TASK: Copy out each line that mentions the word "Chicken".

ROWS:
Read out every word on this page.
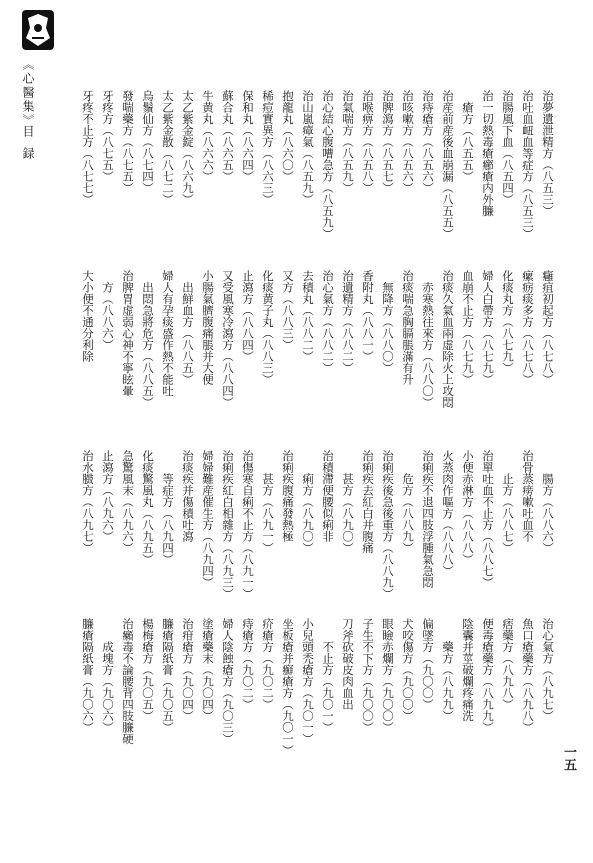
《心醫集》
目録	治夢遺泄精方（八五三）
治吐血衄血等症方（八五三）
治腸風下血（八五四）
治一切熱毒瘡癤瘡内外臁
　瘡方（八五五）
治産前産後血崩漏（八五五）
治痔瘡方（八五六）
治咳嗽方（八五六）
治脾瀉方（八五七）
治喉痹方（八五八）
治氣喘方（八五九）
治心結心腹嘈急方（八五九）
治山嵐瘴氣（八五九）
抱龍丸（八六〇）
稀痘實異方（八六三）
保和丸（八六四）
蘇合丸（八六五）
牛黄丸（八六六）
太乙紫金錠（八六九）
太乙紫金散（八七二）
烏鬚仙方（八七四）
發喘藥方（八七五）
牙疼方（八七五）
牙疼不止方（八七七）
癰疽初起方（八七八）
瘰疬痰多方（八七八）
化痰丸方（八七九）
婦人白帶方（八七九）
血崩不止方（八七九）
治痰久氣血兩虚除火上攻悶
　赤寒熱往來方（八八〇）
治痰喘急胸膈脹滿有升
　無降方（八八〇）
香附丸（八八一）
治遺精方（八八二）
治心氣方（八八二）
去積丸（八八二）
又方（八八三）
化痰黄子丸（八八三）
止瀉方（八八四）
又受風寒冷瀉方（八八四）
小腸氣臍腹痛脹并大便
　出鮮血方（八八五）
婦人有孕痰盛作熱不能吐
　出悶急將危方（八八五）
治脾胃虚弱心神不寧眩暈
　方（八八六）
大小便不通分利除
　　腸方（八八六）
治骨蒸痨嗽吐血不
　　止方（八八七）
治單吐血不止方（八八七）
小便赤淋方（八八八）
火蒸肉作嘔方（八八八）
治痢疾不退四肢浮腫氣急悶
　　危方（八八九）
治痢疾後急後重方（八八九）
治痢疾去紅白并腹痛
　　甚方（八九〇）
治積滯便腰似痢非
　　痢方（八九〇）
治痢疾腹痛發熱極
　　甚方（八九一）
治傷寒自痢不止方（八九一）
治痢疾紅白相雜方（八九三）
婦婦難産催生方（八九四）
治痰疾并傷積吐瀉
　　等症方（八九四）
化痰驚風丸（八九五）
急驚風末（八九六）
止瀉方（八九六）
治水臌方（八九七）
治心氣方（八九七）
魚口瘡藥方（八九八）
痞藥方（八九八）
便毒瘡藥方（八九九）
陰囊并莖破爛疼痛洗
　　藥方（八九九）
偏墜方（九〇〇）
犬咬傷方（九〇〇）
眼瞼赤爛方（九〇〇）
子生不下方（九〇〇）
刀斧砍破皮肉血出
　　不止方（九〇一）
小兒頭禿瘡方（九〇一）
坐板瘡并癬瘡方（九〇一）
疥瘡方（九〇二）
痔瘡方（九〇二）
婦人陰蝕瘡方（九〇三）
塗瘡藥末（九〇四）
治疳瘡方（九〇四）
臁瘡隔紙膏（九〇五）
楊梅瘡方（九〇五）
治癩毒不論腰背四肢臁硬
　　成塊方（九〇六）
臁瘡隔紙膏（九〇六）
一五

---

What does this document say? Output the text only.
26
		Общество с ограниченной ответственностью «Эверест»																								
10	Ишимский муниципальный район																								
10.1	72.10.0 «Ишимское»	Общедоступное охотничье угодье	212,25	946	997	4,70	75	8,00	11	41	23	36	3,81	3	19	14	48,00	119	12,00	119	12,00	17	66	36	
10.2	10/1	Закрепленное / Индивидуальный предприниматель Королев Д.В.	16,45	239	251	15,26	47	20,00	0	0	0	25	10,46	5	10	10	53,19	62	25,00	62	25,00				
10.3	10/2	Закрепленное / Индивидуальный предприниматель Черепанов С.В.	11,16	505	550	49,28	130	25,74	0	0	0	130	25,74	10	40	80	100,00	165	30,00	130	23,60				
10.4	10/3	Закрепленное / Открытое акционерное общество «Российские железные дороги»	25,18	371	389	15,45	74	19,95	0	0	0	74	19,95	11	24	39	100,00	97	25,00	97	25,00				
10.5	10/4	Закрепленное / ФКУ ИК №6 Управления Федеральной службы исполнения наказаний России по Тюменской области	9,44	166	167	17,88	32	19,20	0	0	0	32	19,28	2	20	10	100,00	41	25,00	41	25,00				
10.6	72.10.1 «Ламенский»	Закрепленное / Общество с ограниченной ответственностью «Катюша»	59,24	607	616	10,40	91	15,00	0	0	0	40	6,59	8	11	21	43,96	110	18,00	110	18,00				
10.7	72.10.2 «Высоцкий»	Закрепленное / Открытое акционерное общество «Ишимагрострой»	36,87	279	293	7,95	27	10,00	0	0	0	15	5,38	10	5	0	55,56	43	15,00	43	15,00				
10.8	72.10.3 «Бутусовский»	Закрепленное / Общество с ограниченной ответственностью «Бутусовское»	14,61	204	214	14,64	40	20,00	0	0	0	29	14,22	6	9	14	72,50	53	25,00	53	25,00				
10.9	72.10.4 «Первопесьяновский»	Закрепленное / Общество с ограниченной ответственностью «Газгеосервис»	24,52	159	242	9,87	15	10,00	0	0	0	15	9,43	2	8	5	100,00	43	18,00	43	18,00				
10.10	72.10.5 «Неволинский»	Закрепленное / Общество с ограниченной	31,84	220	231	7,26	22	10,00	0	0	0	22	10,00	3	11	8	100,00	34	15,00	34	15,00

* * *

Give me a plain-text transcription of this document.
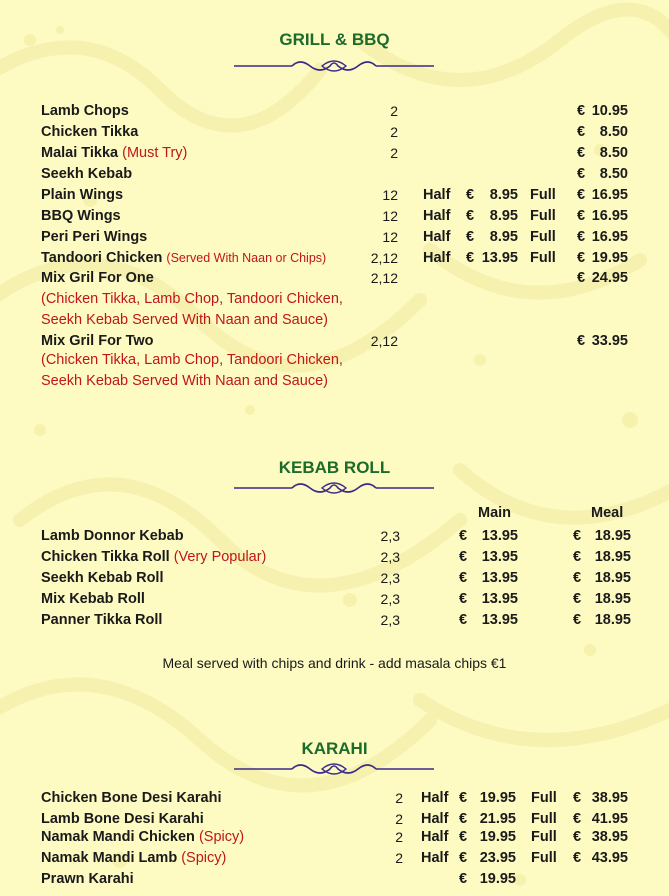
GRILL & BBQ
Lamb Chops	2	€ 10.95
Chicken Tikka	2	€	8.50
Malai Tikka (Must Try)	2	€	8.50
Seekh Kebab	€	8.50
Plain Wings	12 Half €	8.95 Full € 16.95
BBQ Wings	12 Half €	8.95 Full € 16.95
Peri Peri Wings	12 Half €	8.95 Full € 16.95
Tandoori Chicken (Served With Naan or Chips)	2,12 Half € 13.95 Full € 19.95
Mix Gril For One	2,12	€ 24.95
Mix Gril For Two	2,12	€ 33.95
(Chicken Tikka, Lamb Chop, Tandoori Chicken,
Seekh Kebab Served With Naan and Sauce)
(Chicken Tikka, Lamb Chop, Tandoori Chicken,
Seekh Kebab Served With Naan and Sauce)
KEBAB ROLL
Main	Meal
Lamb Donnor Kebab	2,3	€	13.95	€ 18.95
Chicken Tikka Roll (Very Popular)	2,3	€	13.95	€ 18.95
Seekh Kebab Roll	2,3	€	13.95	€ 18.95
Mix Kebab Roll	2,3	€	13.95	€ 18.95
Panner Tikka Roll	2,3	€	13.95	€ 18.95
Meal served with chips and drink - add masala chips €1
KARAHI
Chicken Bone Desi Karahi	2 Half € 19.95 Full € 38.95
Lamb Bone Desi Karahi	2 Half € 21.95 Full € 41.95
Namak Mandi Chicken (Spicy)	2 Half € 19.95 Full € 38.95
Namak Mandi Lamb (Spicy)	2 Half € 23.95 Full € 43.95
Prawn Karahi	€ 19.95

RESPONSE FOR THIS EXERCISE:
Chicken Tikka	2	€	8.50
Tandoori Chicken (Served With Naan or Chips)	2,12 Half € 13.95 Full € 19.95
(Chicken Tikka, Lamb Chop, Tandoori Chicken,
(Chicken Tikka, Lamb Chop, Tandoori Chicken,
Chicken Tikka Roll (Very Popular)	2,3	€	13.95	€ 18.95
Chicken Bone Desi Karahi	2 Half € 19.95 Full € 38.95
Namak Mandi Chicken (Spicy)	2 Half € 19.95 Full € 38.95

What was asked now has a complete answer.